Work instructions | Make an exact copy of all the data.

-------- Raw records

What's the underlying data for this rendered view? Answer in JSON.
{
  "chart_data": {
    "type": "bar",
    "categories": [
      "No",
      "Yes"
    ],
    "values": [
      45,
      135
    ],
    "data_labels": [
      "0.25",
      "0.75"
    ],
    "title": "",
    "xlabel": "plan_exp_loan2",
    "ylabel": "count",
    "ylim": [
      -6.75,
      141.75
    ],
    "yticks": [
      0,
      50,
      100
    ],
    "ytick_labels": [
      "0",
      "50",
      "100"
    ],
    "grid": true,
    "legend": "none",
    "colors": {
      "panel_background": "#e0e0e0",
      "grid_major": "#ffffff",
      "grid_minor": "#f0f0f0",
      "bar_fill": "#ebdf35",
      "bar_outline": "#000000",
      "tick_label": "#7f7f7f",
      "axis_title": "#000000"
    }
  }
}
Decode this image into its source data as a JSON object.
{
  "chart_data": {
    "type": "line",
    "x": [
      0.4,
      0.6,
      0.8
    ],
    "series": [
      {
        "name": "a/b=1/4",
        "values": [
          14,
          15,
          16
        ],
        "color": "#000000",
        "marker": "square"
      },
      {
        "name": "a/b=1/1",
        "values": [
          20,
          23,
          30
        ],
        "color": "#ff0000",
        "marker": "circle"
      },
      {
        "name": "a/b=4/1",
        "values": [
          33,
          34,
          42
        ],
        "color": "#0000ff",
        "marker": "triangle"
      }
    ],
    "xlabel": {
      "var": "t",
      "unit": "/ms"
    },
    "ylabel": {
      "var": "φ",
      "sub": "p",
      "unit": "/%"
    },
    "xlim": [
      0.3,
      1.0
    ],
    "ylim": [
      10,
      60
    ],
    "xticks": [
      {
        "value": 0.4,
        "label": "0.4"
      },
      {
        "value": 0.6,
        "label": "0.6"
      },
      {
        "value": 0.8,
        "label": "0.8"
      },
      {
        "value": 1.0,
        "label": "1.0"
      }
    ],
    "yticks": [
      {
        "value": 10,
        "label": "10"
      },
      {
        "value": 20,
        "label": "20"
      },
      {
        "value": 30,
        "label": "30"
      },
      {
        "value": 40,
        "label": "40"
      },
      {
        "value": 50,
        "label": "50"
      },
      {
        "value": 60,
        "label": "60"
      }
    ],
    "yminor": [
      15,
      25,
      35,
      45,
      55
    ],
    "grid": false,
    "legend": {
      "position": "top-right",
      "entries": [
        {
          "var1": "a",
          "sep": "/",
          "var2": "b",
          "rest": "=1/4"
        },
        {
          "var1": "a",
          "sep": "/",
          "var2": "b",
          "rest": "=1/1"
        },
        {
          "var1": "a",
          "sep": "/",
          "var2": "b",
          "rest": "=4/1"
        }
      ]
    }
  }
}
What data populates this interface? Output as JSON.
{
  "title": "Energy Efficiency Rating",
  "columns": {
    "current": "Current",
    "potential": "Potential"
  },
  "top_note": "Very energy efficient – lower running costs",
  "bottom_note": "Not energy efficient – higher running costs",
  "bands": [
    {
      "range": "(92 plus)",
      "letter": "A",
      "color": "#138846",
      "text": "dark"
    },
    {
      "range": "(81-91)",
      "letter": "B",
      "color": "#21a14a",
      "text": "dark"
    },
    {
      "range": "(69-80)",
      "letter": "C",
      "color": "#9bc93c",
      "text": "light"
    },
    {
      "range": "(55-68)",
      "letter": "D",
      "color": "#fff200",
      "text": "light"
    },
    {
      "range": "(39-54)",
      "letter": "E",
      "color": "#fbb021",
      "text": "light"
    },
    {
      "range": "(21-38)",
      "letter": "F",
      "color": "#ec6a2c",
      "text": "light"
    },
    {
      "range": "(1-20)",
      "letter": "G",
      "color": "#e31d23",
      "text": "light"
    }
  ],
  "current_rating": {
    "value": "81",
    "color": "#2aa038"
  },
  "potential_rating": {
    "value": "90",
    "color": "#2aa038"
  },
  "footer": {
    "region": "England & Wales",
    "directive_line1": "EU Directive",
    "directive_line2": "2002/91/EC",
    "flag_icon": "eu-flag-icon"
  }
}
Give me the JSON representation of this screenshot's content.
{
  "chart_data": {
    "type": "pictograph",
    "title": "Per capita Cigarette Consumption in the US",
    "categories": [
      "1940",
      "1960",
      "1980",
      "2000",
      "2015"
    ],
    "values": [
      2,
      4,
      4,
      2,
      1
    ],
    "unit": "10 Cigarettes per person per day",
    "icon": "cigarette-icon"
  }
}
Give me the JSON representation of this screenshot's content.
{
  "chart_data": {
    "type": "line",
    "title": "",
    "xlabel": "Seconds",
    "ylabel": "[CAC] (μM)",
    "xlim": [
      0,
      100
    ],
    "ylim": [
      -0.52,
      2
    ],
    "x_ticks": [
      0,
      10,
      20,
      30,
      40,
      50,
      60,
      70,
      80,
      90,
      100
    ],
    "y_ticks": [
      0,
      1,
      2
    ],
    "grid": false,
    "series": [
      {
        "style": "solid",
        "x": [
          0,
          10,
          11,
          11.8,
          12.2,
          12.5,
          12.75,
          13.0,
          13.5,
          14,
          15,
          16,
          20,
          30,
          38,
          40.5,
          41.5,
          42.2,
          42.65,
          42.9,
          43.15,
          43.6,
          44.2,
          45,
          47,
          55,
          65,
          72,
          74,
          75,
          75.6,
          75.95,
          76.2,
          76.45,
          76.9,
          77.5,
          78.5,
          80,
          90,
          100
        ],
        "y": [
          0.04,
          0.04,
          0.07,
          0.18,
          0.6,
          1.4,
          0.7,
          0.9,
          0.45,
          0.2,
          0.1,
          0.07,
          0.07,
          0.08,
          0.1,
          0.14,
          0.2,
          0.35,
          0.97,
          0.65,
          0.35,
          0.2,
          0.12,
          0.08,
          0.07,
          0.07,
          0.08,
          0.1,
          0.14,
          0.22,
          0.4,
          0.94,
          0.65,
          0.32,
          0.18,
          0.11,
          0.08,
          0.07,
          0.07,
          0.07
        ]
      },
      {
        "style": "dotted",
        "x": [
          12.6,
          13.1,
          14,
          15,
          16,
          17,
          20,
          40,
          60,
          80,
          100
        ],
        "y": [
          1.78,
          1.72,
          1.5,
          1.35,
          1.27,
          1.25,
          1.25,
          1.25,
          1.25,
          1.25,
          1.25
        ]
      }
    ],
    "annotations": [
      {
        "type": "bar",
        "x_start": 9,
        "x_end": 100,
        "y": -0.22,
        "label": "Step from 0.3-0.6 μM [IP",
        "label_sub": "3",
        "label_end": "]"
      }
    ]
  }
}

----------------

Reply to the task |
What's the underlying data for this rendered view? Answer in JSON.
{
  "chart_data": {
    "type": "bar",
    "categories": [
      "No",
      "Yes"
    ],
    "values": [
      45,
      135
    ],
    "data_labels": [
      "0.25",
      "0.75"
    ],
    "title": "",
    "xlabel": "plan_exp_loan2",
    "ylabel": "count",
    "ylim": [
      -6.75,
      141.75
    ],
    "yticks": [
      0,
      50,
      100
    ],
    "ytick_labels": [
      "0",
      "50",
      "100"
    ],
    "grid": true,
    "legend": "none",
    "colors": {
      "panel_background": "#e0e0e0",
      "grid_major": "#ffffff",
      "grid_minor": "#f0f0f0",
      "bar_fill": "#ebdf35",
      "bar_outline": "#000000",
      "tick_label": "#7f7f7f",
      "axis_title": "#000000"
    }
  }
}
Decode this image into its source data as a JSON object.
{
  "chart_data": {
    "type": "line",
    "x": [
      0.4,
      0.6,
      0.8
    ],
    "series": [
      {
        "name": "a/b=1/4",
        "values": [
          14,
          15,
          16
        ],
        "color": "#000000",
        "marker": "square"
      },
      {
        "name": "a/b=1/1",
        "values": [
          20,
          23,
          30
        ],
        "color": "#ff0000",
        "marker": "circle"
      },
      {
        "name": "a/b=4/1",
        "values": [
          33,
          34,
          42
        ],
        "color": "#0000ff",
        "marker": "triangle"
      }
    ],
    "xlabel": {
      "var": "t",
      "unit": "/ms"
    },
    "ylabel": {
      "var": "φ",
      "sub": "p",
      "unit": "/%"
    },
    "xlim": [
      0.3,
      1.0
    ],
    "ylim": [
      10,
      60
    ],
    "xticks": [
      {
        "value": 0.4,
        "label": "0.4"
      },
      {
        "value": 0.6,
        "label": "0.6"
      },
      {
        "value": 0.8,
        "label": "0.8"
      },
      {
        "value": 1.0,
        "label": "1.0"
      }
    ],
    "yticks": [
      {
        "value": 10,
        "label": "10"
      },
      {
        "value": 20,
        "label": "20"
      },
      {
        "value": 30,
        "label": "30"
      },
      {
        "value": 40,
        "label": "40"
      },
      {
        "value": 50,
        "label": "50"
      },
      {
        "value": 60,
        "label": "60"
      }
    ],
    "yminor": [
      15,
      25,
      35,
      45,
      55
    ],
    "grid": false,
    "legend": {
      "position": "top-right",
      "entries": [
        {
          "var1": "a",
          "sep": "/",
          "var2": "b",
          "rest": "=1/4"
        },
        {
          "var1": "a",
          "sep": "/",
          "var2": "b",
          "rest": "=1/1"
        },
        {
          "var1": "a",
          "sep": "/",
          "var2": "b",
          "rest": "=4/1"
        }
      ]
    }
  }
}
What data populates this interface? Output as JSON.
{
  "title": "Energy Efficiency Rating",
  "columns": {
    "current": "Current",
    "potential": "Potential"
  },
  "top_note": "Very energy efficient – lower running costs",
  "bottom_note": "Not energy efficient – higher running costs",
  "bands": [
    {
      "range": "(92 plus)",
      "letter": "A",
      "color": "#138846",
      "text": "dark"
    },
    {
      "range": "(81-91)",
      "letter": "B",
      "color": "#21a14a",
      "text": "dark"
    },
    {
      "range": "(69-80)",
      "letter": "C",
      "color": "#9bc93c",
      "text": "light"
    },
    {
      "range": "(55-68)",
      "letter": "D",
      "color": "#fff200",
      "text": "light"
    },
    {
      "range": "(39-54)",
      "letter": "E",
      "color": "#fbb021",
      "text": "light"
    },
    {
      "range": "(21-38)",
      "letter": "F",
      "color": "#ec6a2c",
      "text": "light"
    },
    {
      "range": "(1-20)",
      "letter": "G",
      "color": "#e31d23",
      "text": "light"
    }
  ],
  "current_rating": {
    "value": "81",
    "color": "#2aa038"
  },
  "potential_rating": {
    "value": "90",
    "color": "#2aa038"
  },
  "footer": {
    "region": "England & Wales",
    "directive_line1": "EU Directive",
    "directive_line2": "2002/91/EC",
    "flag_icon": "eu-flag-icon"
  }
}
Give me the JSON representation of this screenshot's content.
{
  "chart_data": {
    "type": "pictograph",
    "title": "Per capita Cigarette Consumption in the US",
    "categories": [
      "1940",
      "1960",
      "1980",
      "2000",
      "2015"
    ],
    "values": [
      2,
      4,
      4,
      2,
      1
    ],
    "unit": "10 Cigarettes per person per day",
    "icon": "cigarette-icon"
  }
}
Give me the JSON representation of this screenshot's content.
{
  "chart_data": {
    "type": "line",
    "title": "",
    "xlabel": "Seconds",
    "ylabel": "[CAC] (μM)",
    "xlim": [
      0,
      100
    ],
    "ylim": [
      -0.52,
      2
    ],
    "x_ticks": [
      0,
      10,
      20,
      30,
      40,
      50,
      60,
      70,
      80,
      90,
      100
    ],
    "y_ticks": [
      0,
      1,
      2
    ],
    "grid": false,
    "series": [
      {
        "style": "solid",
        "x": [
          0,
          10,
          11,
          11.8,
          12.2,
          12.5,
          12.75,
          13.0,
          13.5,
          14,
          15,
          16,
          20,
          30,
          38,
          40.5,
          41.5,
          42.2,
          42.65,
          42.9,
          43.15,
          43.6,
          44.2,
          45,
          47,
          55,
          65,
          72,
          74,
          75,
          75.6,
          75.95,
          76.2,
          76.45,
          76.9,
          77.5,
          78.5,
          80,
          90,
          100
        ],
        "y": [
          0.04,
          0.04,
          0.07,
          0.18,
          0.6,
          1.4,
          0.7,
          0.9,
          0.45,
          0.2,
          0.1,
          0.07,
          0.07,
          0.08,
          0.1,
          0.14,
          0.2,
          0.35,
          0.97,
          0.65,
          0.35,
          0.2,
          0.12,
          0.08,
          0.07,
          0.07,
          0.08,
          0.1,
          0.14,
          0.22,
          0.4,
          0.94,
          0.65,
          0.32,
          0.18,
          0.11,
          0.08,
          0.07,
          0.07,
          0.07
        ]
      },
      {
        "style": "dotted",
        "x": [
          12.6,
          13.1,
          14,
          15,
          16,
          17,
          20,
          40,
          60,
          80,
          100
        ],
        "y": [
          1.78,
          1.72,
          1.5,
          1.35,
          1.27,
          1.25,
          1.25,
          1.25,
          1.25,
          1.25,
          1.25
        ]
      }
    ],
    "annotations": [
      {
        "type": "bar",
        "x_start": 9,
        "x_end": 100,
        "y": -0.22,
        "label": "Step from 0.3-0.6 μM [IP",
        "label_sub": "3",
        "label_end": "]"
      }
    ]
  }
}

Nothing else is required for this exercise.